■ Tarea 1
Responde estas preguntas sobre el texto de las academias preuniversitarias:
(a) ¿En qué tiene su origen el aumento de la oferta y la demanda de estas academias?
(b) ¿En qué problema dice el artículo que se centrará?
(c) ¿Con qué nombre buscan las Corporaciones Educativas desconocer la formación académica del docente?
■ Tarea 2
Por favor, continúa el texto sobre las academias preuniversitarias a partir de su última oración.

■ Texto seleccionado
Durante los últimos años hemos podido observar como la oferta y demanda de academias preuniversitarias se ha acrecentado vertiginosamente en nuestro país. Dicho suceso tiene su origen en la necesidad de miles de jóvenes que anhelan ingresar a una universidad para forjarse un mejor futuro. Sin embargo, estos “centros de aprendizaje” no surgen dentro de un sistema formal de educación. Por el contrario, se crean a raíz de la deficiencia académica que el mencionado sistema no puede cubrir. Ante este nuevo escenario educativo nace la necesidad de contar con profesores que preparen a los alumnos para rendir satisfactoriamente los exámenes de admisión. Es entonces, cuando los egresados de las carreras de educación o a fines se convierten en el recurso humano para desempeñar dicha labor. De esta manera, la labor del docente como tal empieza a desvirtuarse a tal punto que hoy ha sido trasladada al ámbito de la educación básica, especialmente en las instituciones educativas aperturadas por las mismas academias (Llámese Trilce, César Vallejo, Aduni, Pitágoras, Pamer, Honores, entre otras). Pero, en este breve artículo no nos centraremos en el problema del alumno, sino en el problema del “profesor preuniversitario”
Dicen que en nuestro país; el peor enemigo de un peruano es otro peruano y que uno se aprovecha de la necesidad del otro. Esto podría ser aplicable a lo que las llamadas Corporaciones Educativas vienen aplicando hoy en día como forma de justificar su comportamiento abusivo con los profesionales de la educación. Es así, que bajo el nombre de “Escuela para profesores” se busca desconocer la formación académica del docente y de esa manera remunerar su trabajo de la peor manera posible.

[Entradas de datos recopiladas]
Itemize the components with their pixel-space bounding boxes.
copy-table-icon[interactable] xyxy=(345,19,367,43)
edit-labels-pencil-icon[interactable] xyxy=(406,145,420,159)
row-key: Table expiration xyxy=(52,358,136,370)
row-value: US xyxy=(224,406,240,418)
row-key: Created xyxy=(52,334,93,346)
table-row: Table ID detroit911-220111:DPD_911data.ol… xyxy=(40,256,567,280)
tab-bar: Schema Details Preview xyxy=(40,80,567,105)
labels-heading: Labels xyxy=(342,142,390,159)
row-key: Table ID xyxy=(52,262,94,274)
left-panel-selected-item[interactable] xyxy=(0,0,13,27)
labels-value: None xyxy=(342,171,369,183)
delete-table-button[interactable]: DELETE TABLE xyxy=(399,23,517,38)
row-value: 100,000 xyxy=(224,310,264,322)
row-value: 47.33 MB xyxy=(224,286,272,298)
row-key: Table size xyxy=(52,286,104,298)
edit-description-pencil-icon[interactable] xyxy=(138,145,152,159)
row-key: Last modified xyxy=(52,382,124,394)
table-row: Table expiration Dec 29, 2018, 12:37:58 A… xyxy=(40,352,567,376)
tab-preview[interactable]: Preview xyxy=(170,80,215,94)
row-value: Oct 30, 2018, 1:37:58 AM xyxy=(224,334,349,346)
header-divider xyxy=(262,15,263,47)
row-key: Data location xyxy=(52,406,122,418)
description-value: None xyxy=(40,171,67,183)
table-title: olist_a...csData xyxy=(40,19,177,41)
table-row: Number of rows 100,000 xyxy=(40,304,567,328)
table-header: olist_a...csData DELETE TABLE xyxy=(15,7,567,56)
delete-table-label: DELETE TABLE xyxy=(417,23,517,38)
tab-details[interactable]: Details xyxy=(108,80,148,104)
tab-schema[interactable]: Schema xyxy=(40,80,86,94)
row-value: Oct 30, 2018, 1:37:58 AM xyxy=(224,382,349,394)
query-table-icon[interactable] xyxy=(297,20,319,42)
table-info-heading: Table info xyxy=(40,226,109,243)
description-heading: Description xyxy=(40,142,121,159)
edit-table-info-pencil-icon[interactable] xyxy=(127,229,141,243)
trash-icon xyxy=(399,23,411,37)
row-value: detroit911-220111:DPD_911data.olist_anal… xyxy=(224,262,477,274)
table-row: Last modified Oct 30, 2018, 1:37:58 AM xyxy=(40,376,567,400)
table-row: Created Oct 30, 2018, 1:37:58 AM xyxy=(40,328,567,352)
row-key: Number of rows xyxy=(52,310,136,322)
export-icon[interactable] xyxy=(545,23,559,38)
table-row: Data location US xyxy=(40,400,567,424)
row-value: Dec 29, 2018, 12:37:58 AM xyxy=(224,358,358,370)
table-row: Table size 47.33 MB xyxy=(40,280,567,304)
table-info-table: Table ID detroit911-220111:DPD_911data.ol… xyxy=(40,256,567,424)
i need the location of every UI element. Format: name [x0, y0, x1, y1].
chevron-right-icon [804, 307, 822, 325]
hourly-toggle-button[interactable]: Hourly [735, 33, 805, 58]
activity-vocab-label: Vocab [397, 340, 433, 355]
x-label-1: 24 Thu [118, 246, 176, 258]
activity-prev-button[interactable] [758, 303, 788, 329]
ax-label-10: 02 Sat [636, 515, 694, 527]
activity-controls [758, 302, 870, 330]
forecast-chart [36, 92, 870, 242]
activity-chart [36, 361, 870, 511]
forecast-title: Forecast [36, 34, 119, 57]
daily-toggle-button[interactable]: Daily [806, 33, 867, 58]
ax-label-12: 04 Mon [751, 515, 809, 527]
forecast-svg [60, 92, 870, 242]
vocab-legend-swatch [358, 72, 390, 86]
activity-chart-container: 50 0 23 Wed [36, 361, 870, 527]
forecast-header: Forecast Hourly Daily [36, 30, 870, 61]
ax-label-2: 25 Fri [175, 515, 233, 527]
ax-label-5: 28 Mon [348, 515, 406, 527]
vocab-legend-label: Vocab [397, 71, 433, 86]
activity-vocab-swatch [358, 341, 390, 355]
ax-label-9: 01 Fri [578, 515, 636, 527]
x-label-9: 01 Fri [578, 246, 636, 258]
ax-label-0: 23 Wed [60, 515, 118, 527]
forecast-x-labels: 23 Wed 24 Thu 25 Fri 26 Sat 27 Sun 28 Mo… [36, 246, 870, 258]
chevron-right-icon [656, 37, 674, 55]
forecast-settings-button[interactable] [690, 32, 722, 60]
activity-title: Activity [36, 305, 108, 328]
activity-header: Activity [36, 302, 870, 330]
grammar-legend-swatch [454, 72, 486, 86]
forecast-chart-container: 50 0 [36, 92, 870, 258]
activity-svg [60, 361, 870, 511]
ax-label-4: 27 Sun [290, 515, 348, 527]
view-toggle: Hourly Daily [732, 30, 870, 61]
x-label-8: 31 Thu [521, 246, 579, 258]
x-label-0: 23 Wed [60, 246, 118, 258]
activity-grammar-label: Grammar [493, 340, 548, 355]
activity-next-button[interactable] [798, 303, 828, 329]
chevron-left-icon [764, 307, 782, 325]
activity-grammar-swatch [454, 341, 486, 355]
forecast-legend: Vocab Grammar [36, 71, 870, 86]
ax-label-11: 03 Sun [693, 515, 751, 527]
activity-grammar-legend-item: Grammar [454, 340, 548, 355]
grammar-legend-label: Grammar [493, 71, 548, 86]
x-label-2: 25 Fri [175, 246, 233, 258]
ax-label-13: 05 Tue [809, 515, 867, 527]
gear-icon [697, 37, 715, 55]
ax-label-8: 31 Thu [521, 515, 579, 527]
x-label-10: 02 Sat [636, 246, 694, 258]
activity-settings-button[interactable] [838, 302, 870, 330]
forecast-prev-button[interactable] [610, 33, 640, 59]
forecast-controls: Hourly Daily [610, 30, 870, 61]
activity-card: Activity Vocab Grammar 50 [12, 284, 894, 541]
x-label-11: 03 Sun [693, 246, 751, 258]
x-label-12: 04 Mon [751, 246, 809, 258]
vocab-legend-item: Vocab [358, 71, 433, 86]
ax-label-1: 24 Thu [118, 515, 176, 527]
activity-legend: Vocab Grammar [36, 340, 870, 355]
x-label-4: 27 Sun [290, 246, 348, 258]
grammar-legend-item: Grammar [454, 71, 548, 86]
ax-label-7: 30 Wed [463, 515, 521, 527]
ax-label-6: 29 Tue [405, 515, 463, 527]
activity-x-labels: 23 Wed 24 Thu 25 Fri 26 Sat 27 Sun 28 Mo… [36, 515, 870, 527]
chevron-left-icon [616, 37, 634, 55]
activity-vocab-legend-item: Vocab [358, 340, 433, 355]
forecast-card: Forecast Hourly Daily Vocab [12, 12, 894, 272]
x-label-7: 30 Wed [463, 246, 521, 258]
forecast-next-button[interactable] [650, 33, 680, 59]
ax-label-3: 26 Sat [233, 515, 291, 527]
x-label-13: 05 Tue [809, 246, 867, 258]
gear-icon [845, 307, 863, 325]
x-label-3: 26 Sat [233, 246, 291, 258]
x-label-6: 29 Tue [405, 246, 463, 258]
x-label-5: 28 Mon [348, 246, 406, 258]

■ Respuesta 1
(a) En la necesidad de miles de jóvenes que anhelan ingresar a una universidad para forjarse un mejor futuro.
(b) En el problema del "profesor preuniversitario", no en el del alumno.
(c) Con el nombre de "Escuela para profesores".

■ Respuesta 2
Usted maestro o maestra se ha puesto a pensar sobre el mensaje que dicha actitud lleva detrás. Pues al condicionar una plaza laboral, en alguna de las academias o colegios de cualquiera de las mencionadas corporaciones, con la asistencia a su Escuela de Profesores, cuyo resultado definirá su convocatoria o rechazo; no es otra cosa que desmerecer su calidad como profesional que a lo largo de cinco años o más ha ido forjando. Por ello, surgen las siguientes preguntas que vale la pena tomar en cuenta: ¿Acaso un profesional se merece este trato? ¿Estas corporaciones habrán descubierto la fórmula para crear al maestro perfecto? ¿Valdrá la pena la formación superior si para estas organizaciones no tienen ningún valor? ¿Quién les ha otorgado esa competencia?
Ningún profesional que se digne de serlo puede permitir ese trato ofensivo y abusivo. Pues, ningún grupo de personas cualesquiera puede desacreditar el valor de la formación universitaria. Más aun, pretender hacernos creer que su metodología de enseñanza es la ideal. Sobre todo cuando detrás de ella hay fines económicos de por medio (pagar menores sueldos, dar la imagen de alto nivel académico que garantice el aumento de alumnado, etc.).
Un verdadero profesional de la educación reconoce sus capacidades, sus habilidades, y aprende de sus errores para ser cada día mejor. Un maestro debe ser una persona con conocimientos, ética y dignidad. No seamos parte de la enfermedad sino de la solución.